→ **Exercise requirements**: Set down the records once more, please, exactly and with the pictures left out.

═══ Data listing ═══

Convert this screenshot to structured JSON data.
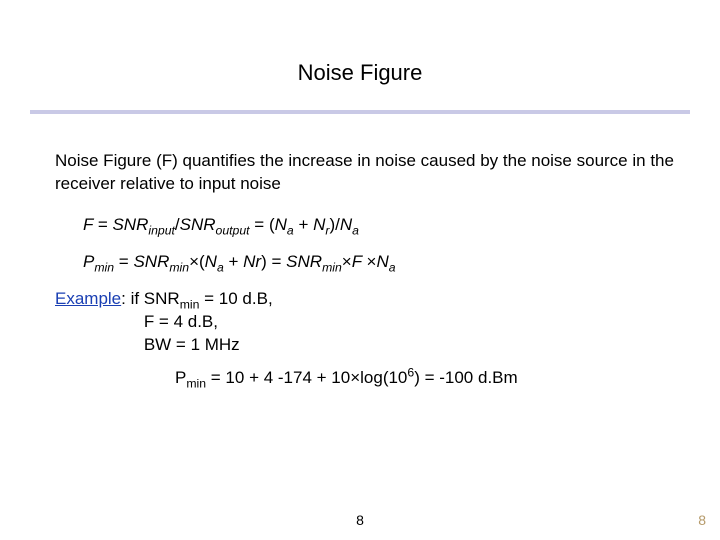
{
  "title": "Noise Figure",
  "rule_color": "#c9c9e6",
  "intro": "Noise Figure (F) quantifies the increase in noise caused by the noise source in the receiver relative to input noise",
  "eq1": {
    "lhs_var": "F",
    "snr_in_base": "SNR",
    "snr_in_sub": "input",
    "snr_out_base": "SNR",
    "snr_out_sub": "output",
    "na_base": "N",
    "na_sub": "a",
    "nr_base": "N",
    "nr_sub": "r"
  },
  "eq2": {
    "p_base": "P",
    "p_sub": "min",
    "snrmin_base": "SNR",
    "snrmin_sub": "min",
    "na_base": "N",
    "na_sub": "a",
    "nr_text": "Nr",
    "F": "F"
  },
  "example": {
    "label": "Example",
    "line1_a": ": if SNR",
    "line1_sub": "min",
    "line1_b": " = 10 d.B,",
    "line2": "F = 4 d.B,",
    "line3": "BW = 1 MHz"
  },
  "final": {
    "p_base": "P",
    "p_sub": "min",
    "text_a": " = 10 + 4 -174 + 10×log(10",
    "exp": "6",
    "text_b": ") = -100 d.Bm"
  },
  "page_center": "8",
  "page_right": "8"
}
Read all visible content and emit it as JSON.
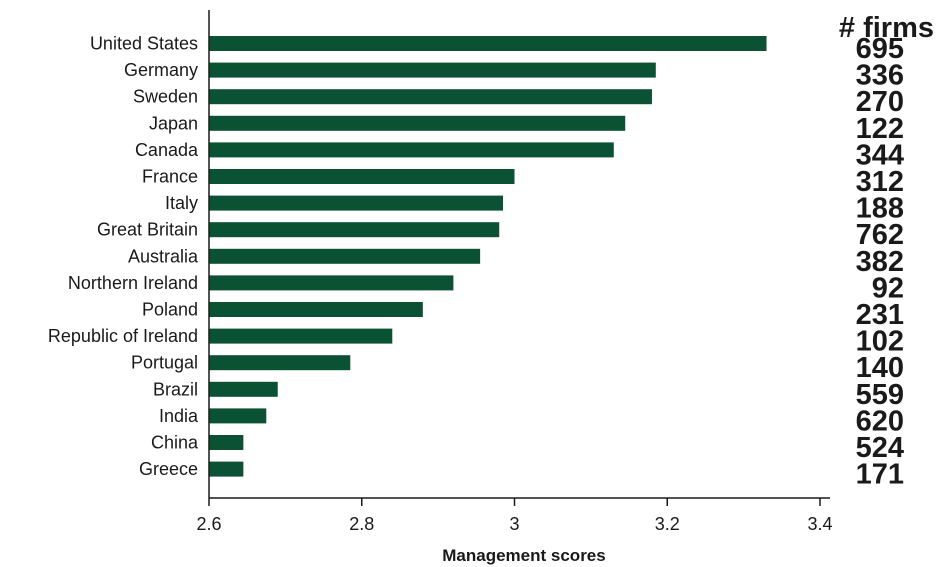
{
  "chart_data": {
    "type": "bar",
    "orientation": "horizontal",
    "categories": [
      "United States",
      "Germany",
      "Sweden",
      "Japan",
      "Canada",
      "France",
      "Italy",
      "Great Britain",
      "Australia",
      "Northern Ireland",
      "Poland",
      "Republic of Ireland",
      "Portugal",
      "Brazil",
      "India",
      "China",
      "Greece"
    ],
    "values": [
      3.33,
      3.185,
      3.18,
      3.145,
      3.13,
      3.0,
      2.985,
      2.98,
      2.955,
      2.92,
      2.88,
      2.84,
      2.785,
      2.69,
      2.675,
      2.645,
      2.645
    ],
    "firms_header": "# firms",
    "firms": [
      "695",
      "336",
      "270",
      "122",
      "344",
      "312",
      "188",
      "762",
      "382",
      "92",
      "231",
      "102",
      "140",
      "559",
      "620",
      "524",
      "171"
    ],
    "xlabel": "Management scores",
    "ylabel": "",
    "xlim": [
      2.6,
      3.4
    ],
    "xticks": [
      2.6,
      2.8,
      3.0,
      3.2,
      3.4
    ],
    "xtick_labels": [
      "2.6",
      "2.8",
      "3",
      "3.2",
      "3.4"
    ],
    "bar_color": "#0b5234",
    "grid": false,
    "legend": "none"
  }
}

═══

→ **Solution to the exercise**:
Convert this screenshot to structured JSON data.
{
  "title": "Noise Figure",
  "rule_color": "#c9c9e6",
  "intro": "Noise Figure (F) quantifies the increase in noise caused by the noise source in the receiver relative to input noise",
  "eq1": {
    "lhs_var": "F",
    "snr_in_base": "SNR",
    "snr_in_sub": "input",
    "snr_out_base": "SNR",
    "snr_out_sub": "output",
    "na_base": "N",
    "na_sub": "a",
    "nr_base": "N",
    "nr_sub": "r"
  },
  "eq2": {
    "p_base": "P",
    "p_sub": "min",
    "snrmin_base": "SNR",
    "snrmin_sub": "min",
    "na_base": "N",
    "na_sub": "a",
    "nr_text": "Nr",
    "F": "F"
  },
  "example": {
    "label": "Example",
    "line1_a": ": if SNR",
    "line1_sub": "min",
    "line1_b": " = 10 d.B,",
    "line2": "F = 4 d.B,",
    "line3": "BW = 1 MHz"
  },
  "final": {
    "p_base": "P",
    "p_sub": "min",
    "text_a": " = 10 + 4 -174 + 10×log(10",
    "exp": "6",
    "text_b": ") = -100 d.Bm"
  },
  "page_center": "8",
  "page_right": "8"
}
Read all visible content and emit it as JSON.
{
  "chart_data": {
    "type": "bar",
    "orientation": "horizontal",
    "categories": [
      "United States",
      "Germany",
      "Sweden",
      "Japan",
      "Canada",
      "France",
      "Italy",
      "Great Britain",
      "Australia",
      "Northern Ireland",
      "Poland",
      "Republic of Ireland",
      "Portugal",
      "Brazil",
      "India",
      "China",
      "Greece"
    ],
    "values": [
      3.33,
      3.185,
      3.18,
      3.145,
      3.13,
      3.0,
      2.985,
      2.98,
      2.955,
      2.92,
      2.88,
      2.84,
      2.785,
      2.69,
      2.675,
      2.645,
      2.645
    ],
    "firms_header": "# firms",
    "firms": [
      "695",
      "336",
      "270",
      "122",
      "344",
      "312",
      "188",
      "762",
      "382",
      "92",
      "231",
      "102",
      "140",
      "559",
      "620",
      "524",
      "171"
    ],
    "xlabel": "Management scores",
    "ylabel": "",
    "xlim": [
      2.6,
      3.4
    ],
    "xticks": [
      2.6,
      2.8,
      3.0,
      3.2,
      3.4
    ],
    "xtick_labels": [
      "2.6",
      "2.8",
      "3",
      "3.2",
      "3.4"
    ],
    "bar_color": "#0b5234",
    "grid": false,
    "legend": "none"
  }
}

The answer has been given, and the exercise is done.